# Polaris Predator 90 help



## Cedar Swamp (Oct 8, 2004)

After it warms up, it sputters and has fuel spitting from carb.
Anyone have any idea what the problem may be and the estimated cost for repair ?


----------



## CAMODIAK (Jun 19, 2006)

Your Floats Are Sticking. On The Bottom Of Your Carb Or The Side, There Should Be A Screw. Unscrew That, Let The Gas Drain Out Of The Bowl. Open Up The Fuel Cock And Let Some More Gas Drain Threw. Place A Napkin Under The Carb Also. This Way You Can See The Gunk That May Come Out. Sometimes This Is Just A Short Term Fix. You May Need To Take Carb Off And Do A Good Cleaning. This Most Likely Came From A Dirty Air Filter/gas Filter.

#### The request:
In the Polaris Predator 90 thread, which parts does the reply say are sticking? The entries that come next have no connection to the Polaris Predator 90 thread.

#### Rows:
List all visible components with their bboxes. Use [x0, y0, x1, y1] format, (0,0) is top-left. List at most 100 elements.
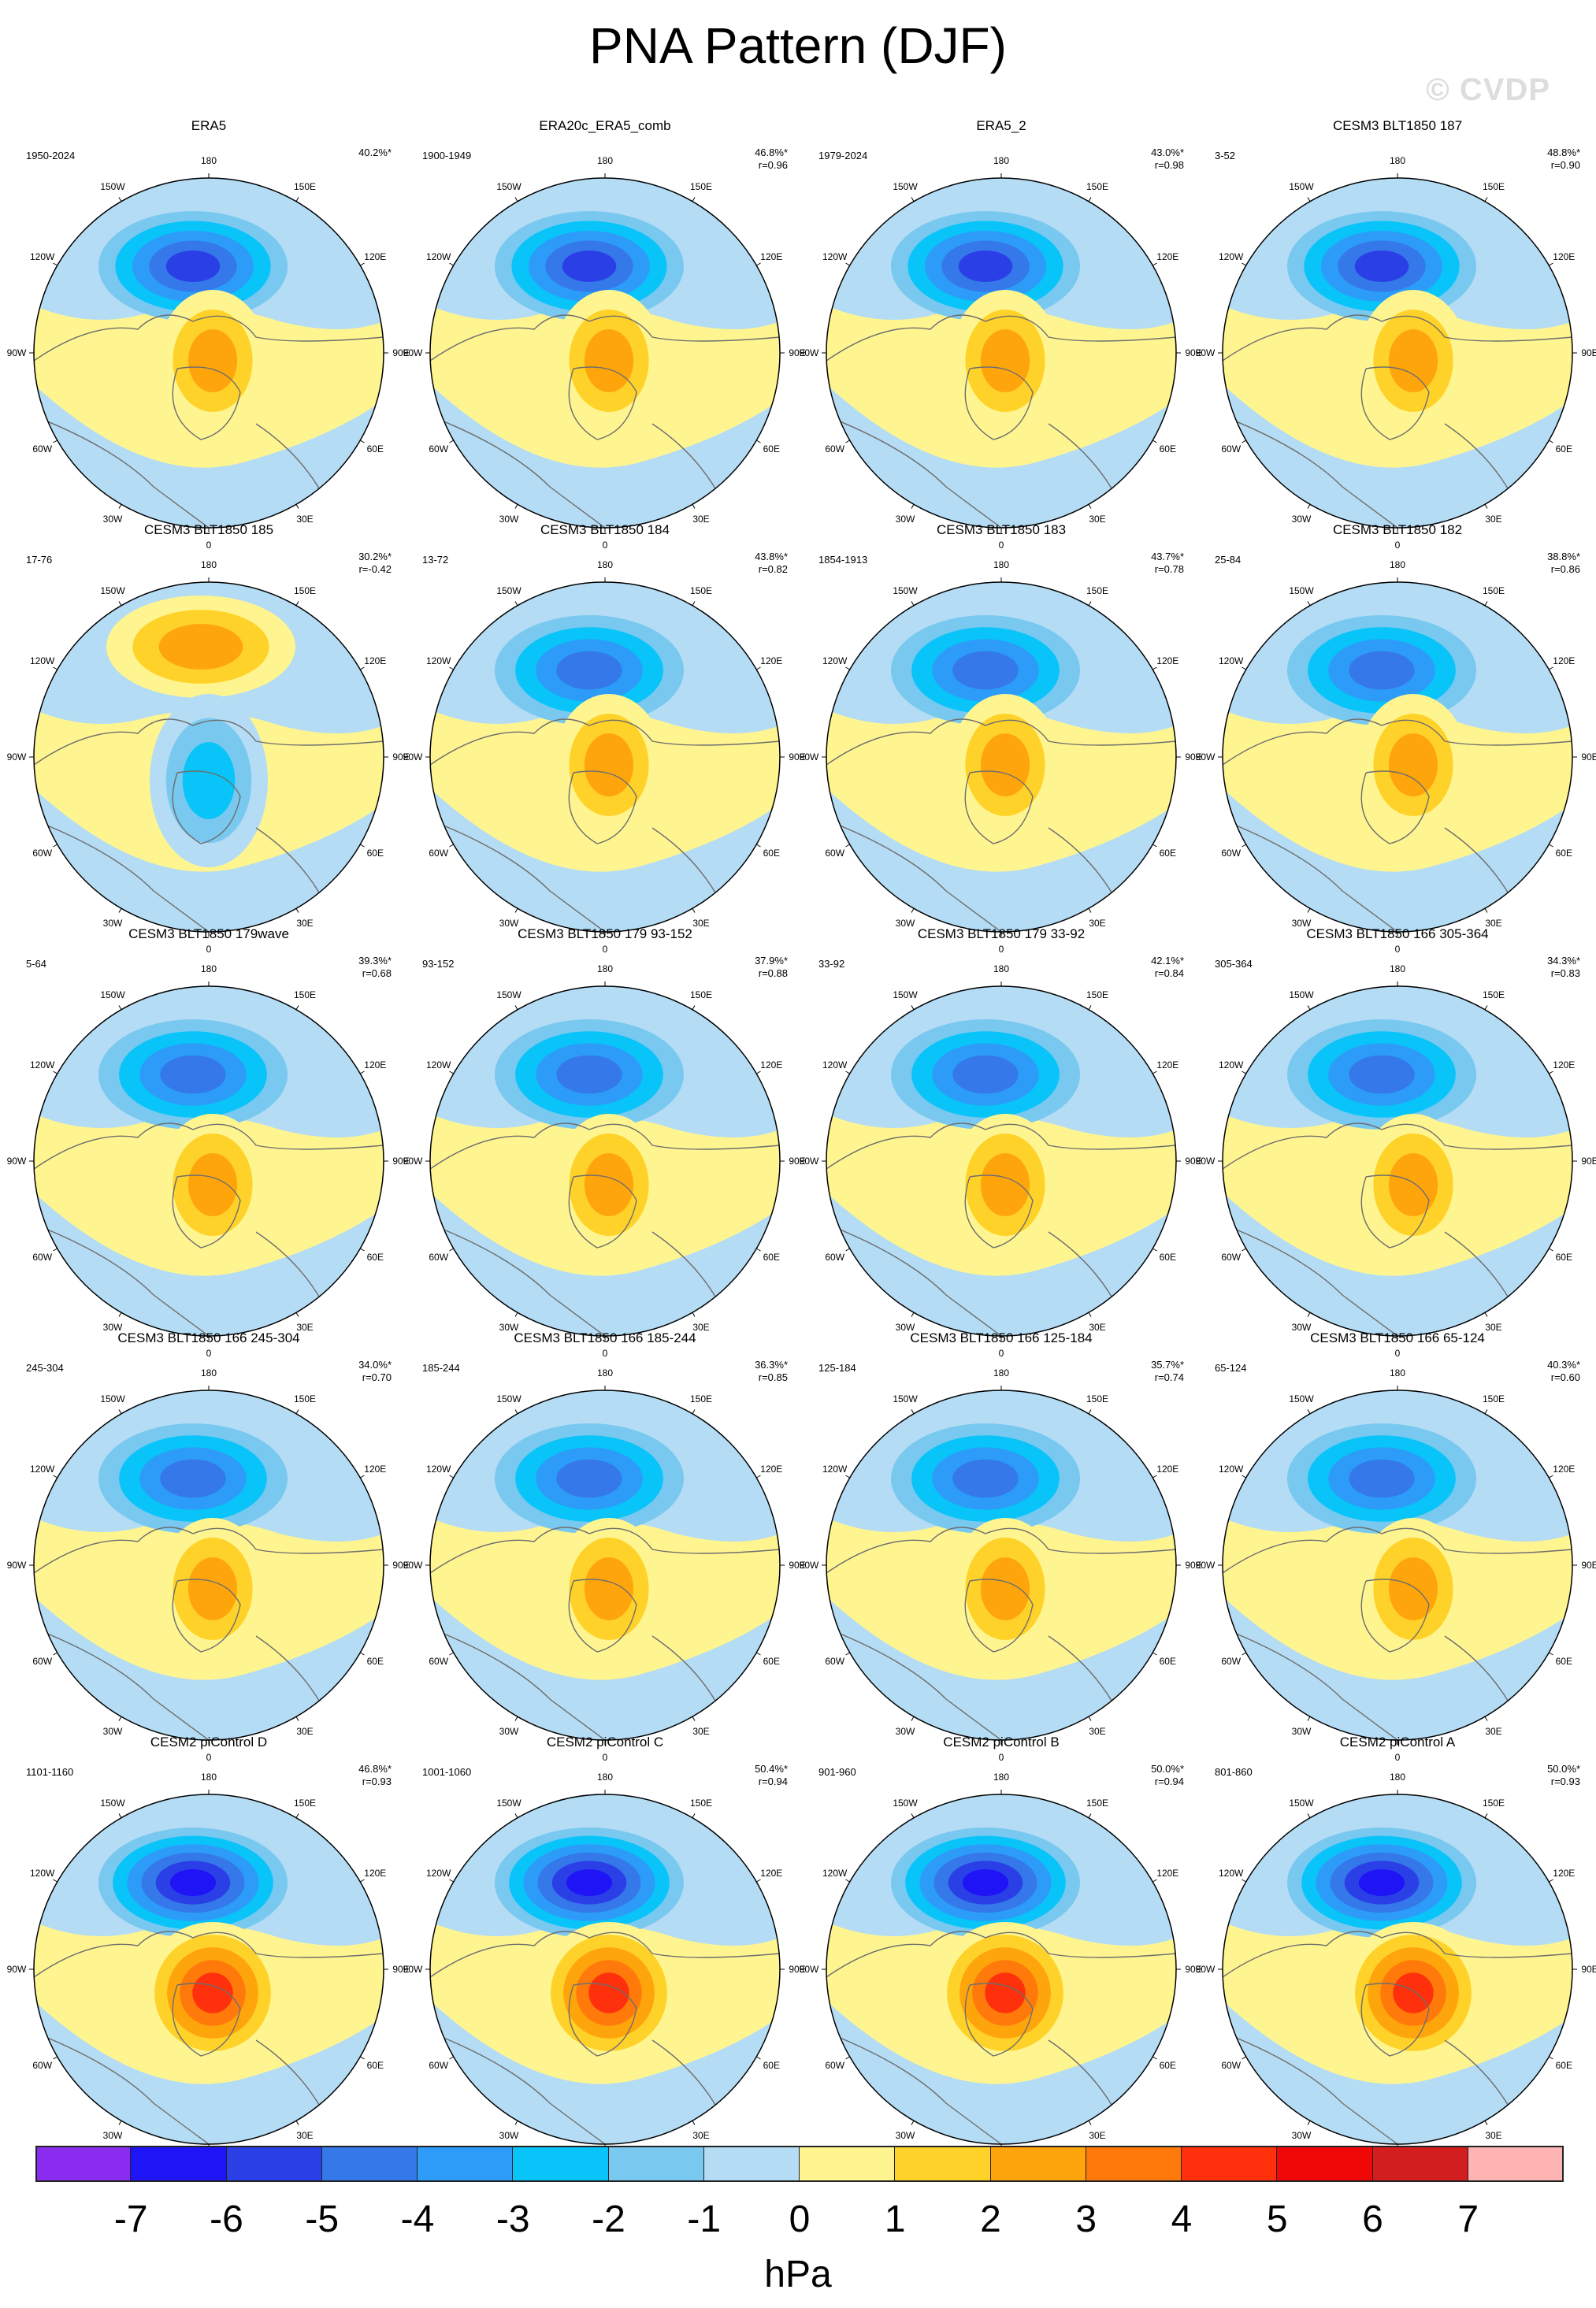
...
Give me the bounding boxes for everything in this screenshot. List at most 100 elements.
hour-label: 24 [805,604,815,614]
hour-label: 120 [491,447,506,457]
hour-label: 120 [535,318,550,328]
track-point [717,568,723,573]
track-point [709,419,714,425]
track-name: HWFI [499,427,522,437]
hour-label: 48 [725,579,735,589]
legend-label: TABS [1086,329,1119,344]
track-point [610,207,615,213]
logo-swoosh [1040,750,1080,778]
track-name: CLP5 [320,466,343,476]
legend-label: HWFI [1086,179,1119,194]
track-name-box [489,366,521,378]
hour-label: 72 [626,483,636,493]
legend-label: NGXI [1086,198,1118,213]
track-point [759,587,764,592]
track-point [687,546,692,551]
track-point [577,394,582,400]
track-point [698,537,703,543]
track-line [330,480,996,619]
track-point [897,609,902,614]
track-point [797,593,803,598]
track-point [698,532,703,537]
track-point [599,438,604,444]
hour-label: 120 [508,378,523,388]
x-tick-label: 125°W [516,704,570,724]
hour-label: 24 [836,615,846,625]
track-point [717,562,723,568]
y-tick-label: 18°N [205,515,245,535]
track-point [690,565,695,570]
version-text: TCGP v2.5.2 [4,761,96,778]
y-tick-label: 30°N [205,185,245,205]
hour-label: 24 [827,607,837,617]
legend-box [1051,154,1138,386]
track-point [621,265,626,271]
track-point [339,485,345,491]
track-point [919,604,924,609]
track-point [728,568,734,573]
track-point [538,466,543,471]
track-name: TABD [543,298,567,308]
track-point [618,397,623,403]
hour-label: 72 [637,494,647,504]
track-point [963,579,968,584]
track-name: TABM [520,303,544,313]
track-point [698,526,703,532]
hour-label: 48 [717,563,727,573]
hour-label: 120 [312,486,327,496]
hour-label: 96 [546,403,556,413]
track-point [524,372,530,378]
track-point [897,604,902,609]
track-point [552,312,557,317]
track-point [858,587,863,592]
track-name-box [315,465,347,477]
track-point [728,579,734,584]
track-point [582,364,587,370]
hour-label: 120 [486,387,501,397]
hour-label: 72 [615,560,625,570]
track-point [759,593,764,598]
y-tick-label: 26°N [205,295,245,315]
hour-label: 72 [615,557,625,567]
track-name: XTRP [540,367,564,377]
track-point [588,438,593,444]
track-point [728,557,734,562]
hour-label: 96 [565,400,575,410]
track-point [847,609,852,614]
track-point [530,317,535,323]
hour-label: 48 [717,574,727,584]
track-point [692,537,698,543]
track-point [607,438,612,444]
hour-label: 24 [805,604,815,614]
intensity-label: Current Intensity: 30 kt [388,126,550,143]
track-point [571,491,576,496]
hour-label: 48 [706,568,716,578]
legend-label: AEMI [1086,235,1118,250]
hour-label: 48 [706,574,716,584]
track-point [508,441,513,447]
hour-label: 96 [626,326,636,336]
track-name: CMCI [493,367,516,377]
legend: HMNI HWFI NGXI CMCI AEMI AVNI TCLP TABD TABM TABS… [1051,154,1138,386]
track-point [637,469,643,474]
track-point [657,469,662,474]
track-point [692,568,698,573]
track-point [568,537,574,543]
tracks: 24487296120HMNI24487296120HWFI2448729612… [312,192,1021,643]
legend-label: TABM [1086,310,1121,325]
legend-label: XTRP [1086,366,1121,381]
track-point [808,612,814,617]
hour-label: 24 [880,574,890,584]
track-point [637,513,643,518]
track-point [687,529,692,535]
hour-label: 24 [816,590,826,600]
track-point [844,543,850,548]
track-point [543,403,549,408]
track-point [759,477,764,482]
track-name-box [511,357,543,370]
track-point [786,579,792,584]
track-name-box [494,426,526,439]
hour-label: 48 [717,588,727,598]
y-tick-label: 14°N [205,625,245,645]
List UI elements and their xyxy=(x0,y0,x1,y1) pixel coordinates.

#### Finished task:
The floats.